* [Challenge]
Wherever the string "Print" shows up in a line, count that line. Give the total alone.

* [Extracted data]
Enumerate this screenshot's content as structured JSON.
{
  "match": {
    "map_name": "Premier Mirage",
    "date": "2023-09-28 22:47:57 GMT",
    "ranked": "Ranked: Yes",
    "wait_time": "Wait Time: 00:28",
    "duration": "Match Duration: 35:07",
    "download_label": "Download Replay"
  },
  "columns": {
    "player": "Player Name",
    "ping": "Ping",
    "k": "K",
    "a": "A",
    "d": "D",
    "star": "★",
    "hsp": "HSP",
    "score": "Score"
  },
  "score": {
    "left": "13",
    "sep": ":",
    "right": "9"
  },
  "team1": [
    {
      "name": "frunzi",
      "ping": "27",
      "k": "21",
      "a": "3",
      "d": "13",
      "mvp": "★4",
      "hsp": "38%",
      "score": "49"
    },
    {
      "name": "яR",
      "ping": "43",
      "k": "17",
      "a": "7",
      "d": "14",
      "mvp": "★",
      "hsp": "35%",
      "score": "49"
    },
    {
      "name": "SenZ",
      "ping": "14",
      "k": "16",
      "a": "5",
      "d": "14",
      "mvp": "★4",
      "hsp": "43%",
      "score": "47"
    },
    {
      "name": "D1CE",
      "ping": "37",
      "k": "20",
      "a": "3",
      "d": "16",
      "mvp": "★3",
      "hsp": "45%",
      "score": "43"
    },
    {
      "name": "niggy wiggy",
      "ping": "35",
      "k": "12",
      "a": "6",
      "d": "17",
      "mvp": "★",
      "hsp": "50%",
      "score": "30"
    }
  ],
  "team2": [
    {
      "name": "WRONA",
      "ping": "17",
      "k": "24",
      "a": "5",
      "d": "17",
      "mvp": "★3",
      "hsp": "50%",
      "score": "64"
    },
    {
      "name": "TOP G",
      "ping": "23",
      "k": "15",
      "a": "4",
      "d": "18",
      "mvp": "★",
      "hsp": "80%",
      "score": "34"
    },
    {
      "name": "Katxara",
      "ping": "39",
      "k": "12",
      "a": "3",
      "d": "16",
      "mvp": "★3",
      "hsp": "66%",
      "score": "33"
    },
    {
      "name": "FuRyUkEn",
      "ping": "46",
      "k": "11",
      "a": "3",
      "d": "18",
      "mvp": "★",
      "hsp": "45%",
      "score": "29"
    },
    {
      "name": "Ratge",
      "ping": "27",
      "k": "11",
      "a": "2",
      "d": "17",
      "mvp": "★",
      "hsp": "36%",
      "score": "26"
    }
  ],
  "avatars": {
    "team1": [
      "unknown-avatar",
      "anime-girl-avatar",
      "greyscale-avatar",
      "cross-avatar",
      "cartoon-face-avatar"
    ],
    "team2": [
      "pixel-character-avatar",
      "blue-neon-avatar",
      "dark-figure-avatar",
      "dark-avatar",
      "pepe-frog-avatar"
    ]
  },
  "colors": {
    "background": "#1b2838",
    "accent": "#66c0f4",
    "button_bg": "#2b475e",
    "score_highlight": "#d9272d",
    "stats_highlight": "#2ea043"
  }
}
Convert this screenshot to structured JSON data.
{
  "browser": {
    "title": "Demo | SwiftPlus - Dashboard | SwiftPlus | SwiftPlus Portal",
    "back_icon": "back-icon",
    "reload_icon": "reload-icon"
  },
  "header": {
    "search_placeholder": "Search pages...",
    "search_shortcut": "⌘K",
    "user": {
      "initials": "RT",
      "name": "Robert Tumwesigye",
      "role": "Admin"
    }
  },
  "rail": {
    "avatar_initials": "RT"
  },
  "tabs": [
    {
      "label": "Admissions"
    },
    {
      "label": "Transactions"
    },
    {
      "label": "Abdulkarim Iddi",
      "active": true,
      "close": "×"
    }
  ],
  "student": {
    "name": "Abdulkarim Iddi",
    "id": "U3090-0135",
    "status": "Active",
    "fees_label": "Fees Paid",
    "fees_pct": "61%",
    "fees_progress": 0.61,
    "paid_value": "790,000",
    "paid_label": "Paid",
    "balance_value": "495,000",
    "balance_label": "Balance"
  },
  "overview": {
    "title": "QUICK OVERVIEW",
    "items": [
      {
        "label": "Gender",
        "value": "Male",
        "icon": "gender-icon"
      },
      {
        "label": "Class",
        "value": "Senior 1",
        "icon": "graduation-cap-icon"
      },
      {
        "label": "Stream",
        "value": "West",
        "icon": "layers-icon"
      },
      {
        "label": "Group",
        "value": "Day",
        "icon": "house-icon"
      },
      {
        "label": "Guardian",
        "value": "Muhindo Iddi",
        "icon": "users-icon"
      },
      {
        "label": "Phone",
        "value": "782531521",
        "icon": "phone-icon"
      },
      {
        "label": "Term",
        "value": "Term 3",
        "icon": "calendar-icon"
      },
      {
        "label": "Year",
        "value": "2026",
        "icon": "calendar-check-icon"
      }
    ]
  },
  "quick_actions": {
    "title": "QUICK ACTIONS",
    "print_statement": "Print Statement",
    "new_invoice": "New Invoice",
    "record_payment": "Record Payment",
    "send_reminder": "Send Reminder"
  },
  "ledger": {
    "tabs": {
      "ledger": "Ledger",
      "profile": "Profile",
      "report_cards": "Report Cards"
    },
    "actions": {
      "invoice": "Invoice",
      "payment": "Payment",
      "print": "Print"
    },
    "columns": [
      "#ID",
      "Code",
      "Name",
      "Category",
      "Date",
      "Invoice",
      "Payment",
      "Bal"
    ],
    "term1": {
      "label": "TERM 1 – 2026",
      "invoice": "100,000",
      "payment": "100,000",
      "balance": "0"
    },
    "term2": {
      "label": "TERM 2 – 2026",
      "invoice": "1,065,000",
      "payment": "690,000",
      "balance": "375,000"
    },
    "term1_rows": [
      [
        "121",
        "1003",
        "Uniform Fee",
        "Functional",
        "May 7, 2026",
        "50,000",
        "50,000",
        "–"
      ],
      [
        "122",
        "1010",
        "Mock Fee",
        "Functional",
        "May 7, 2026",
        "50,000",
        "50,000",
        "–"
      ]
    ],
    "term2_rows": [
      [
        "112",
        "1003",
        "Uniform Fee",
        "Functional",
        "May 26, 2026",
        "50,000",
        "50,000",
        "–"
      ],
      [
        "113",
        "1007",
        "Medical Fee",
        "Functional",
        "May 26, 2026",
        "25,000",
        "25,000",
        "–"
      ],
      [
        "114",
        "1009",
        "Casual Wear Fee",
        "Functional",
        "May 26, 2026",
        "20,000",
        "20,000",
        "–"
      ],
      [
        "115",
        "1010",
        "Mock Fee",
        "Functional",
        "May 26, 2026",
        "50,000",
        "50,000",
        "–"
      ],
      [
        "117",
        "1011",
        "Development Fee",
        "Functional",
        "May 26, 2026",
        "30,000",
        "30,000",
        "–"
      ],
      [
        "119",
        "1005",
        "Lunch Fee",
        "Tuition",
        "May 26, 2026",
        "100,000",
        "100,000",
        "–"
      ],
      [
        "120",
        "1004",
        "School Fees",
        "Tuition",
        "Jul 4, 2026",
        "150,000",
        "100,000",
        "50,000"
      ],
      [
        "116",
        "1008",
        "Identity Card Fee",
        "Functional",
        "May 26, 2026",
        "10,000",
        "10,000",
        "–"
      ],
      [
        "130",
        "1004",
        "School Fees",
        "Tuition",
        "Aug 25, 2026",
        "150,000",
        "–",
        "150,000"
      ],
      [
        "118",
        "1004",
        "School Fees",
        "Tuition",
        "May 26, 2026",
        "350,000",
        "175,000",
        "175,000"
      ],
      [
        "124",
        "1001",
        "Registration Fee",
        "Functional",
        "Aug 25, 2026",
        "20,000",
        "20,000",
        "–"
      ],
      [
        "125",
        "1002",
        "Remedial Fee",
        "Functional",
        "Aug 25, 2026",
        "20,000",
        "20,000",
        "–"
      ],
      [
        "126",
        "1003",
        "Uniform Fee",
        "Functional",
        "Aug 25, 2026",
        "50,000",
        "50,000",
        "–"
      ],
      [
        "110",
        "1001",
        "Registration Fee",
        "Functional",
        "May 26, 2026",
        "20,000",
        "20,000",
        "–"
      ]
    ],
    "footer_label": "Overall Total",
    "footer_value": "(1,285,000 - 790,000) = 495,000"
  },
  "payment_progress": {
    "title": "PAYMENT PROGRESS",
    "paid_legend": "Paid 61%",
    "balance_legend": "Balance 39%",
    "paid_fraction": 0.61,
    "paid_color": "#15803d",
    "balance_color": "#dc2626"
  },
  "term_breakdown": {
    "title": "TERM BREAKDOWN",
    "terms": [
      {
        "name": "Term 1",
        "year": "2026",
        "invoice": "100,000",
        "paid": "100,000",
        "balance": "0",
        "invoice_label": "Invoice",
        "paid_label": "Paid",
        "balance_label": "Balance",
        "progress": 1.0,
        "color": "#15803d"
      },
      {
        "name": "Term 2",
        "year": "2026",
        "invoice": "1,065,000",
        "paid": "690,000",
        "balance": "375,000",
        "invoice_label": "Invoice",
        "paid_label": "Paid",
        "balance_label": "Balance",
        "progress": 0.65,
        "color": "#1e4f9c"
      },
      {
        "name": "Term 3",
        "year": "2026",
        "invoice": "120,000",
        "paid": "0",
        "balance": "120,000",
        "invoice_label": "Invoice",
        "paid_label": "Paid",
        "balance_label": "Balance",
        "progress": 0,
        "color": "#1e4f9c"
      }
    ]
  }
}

* [The output]
2